%%

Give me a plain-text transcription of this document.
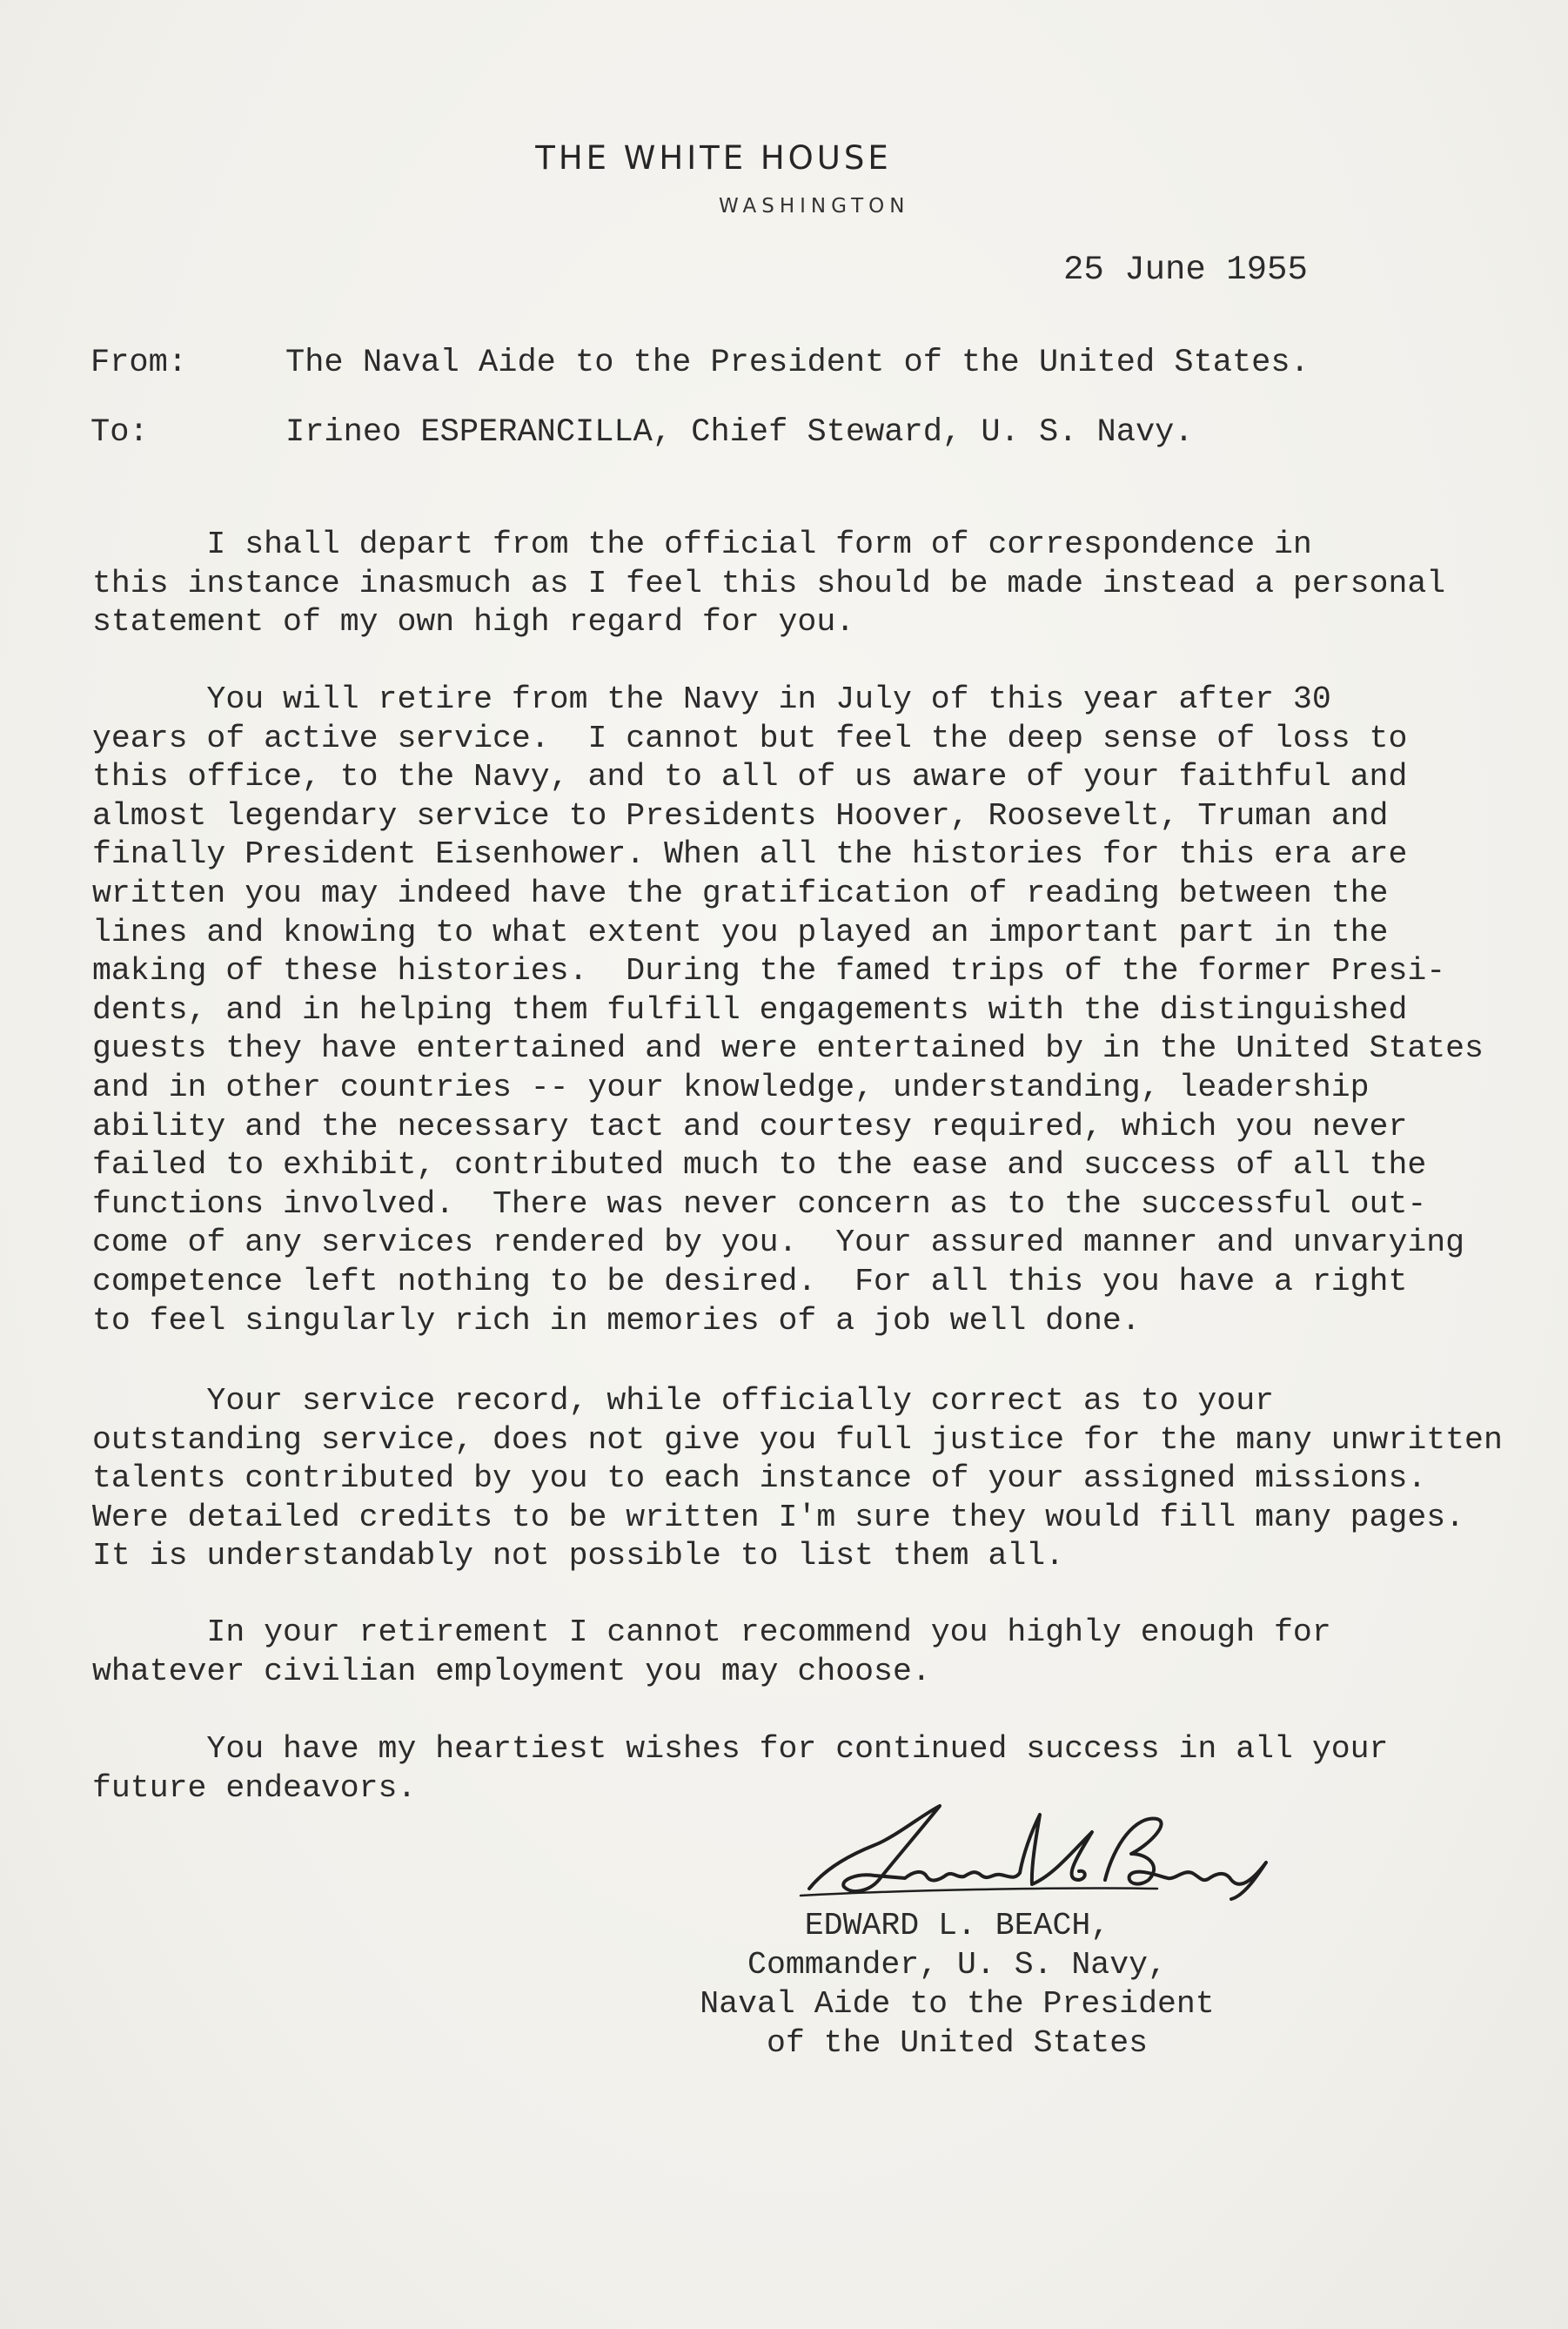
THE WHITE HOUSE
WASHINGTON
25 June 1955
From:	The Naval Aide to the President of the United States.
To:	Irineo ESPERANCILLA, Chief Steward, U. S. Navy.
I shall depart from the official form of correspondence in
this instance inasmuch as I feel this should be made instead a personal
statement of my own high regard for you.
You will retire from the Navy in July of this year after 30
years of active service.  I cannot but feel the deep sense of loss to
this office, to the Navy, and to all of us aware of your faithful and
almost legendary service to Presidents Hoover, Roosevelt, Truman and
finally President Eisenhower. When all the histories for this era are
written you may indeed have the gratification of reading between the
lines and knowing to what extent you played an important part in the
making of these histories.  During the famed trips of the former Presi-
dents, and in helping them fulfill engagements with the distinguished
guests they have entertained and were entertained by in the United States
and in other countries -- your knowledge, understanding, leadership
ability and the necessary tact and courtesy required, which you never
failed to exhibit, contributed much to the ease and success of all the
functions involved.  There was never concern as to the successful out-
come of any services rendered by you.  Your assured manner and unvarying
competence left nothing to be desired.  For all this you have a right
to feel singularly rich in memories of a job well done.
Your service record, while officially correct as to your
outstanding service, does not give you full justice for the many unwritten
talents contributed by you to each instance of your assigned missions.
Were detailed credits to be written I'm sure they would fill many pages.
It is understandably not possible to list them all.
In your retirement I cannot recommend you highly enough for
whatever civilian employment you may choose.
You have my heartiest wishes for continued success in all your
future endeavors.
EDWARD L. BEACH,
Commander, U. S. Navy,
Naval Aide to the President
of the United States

%%
%%

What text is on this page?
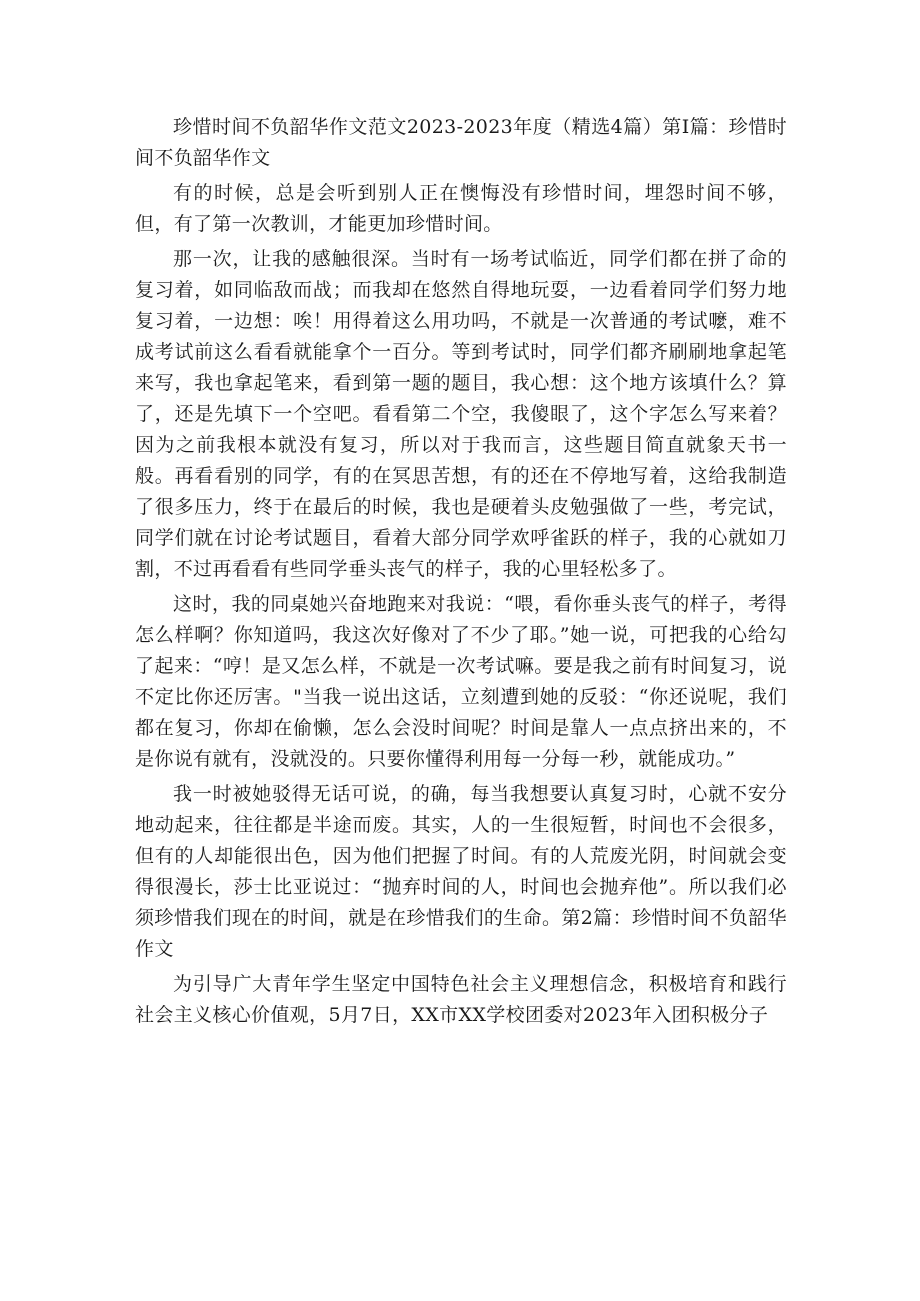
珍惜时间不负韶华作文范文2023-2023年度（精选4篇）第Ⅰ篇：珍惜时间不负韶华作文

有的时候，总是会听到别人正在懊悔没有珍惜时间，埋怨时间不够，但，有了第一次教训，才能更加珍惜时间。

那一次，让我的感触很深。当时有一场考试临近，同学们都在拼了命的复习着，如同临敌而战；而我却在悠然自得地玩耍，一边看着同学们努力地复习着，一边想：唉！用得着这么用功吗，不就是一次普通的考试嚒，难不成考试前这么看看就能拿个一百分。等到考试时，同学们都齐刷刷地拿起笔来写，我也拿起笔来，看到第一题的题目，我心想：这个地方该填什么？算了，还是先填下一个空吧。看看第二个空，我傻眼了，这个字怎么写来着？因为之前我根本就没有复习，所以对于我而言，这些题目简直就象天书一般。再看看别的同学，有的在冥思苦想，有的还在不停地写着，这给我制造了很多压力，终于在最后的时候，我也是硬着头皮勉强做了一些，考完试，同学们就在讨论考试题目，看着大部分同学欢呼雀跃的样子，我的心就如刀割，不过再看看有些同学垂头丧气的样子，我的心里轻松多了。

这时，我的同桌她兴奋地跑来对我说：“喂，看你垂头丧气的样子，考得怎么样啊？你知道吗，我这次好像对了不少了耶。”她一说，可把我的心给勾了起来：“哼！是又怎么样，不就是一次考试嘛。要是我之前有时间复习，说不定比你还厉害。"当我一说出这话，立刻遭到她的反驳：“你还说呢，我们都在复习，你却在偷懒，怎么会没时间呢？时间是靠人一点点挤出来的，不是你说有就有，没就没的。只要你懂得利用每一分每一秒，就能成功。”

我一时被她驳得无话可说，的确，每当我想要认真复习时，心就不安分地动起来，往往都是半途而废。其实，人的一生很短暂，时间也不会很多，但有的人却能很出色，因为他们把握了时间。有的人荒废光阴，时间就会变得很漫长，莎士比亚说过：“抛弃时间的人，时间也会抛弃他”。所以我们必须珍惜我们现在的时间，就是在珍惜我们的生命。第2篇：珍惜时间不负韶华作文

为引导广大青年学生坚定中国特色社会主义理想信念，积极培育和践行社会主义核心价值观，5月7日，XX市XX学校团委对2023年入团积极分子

%%
%%

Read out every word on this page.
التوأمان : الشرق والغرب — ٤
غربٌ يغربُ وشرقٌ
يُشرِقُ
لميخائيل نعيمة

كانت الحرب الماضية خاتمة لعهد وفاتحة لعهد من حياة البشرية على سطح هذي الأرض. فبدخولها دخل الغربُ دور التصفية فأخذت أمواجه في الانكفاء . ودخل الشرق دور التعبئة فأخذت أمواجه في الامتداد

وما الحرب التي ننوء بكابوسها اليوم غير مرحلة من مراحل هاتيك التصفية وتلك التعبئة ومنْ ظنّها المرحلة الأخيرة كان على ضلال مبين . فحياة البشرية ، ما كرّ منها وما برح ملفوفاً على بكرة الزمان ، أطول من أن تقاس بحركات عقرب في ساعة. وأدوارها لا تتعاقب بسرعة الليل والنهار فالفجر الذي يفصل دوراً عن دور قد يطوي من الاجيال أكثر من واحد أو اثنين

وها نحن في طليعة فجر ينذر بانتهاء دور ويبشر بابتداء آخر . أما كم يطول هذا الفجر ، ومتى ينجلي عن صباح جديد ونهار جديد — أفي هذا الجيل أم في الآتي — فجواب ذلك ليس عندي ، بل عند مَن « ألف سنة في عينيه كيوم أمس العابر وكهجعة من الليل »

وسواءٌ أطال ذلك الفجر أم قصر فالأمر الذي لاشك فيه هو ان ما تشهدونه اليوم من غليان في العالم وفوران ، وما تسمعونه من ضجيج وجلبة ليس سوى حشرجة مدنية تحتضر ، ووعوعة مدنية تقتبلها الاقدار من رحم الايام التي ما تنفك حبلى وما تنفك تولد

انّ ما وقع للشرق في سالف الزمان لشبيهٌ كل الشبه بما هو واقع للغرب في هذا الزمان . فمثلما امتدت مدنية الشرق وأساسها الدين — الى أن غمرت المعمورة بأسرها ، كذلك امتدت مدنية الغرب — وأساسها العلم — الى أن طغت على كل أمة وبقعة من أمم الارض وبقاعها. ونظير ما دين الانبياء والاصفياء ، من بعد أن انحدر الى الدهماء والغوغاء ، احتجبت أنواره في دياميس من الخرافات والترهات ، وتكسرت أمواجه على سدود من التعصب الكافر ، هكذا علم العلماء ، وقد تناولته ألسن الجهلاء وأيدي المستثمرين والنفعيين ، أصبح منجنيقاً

%%

What the task requires — Return only those lines of the records that contain the string "Naval".

Answer for the task —
From:	The Naval Aide to the President of the United States.
Naval Aide to the President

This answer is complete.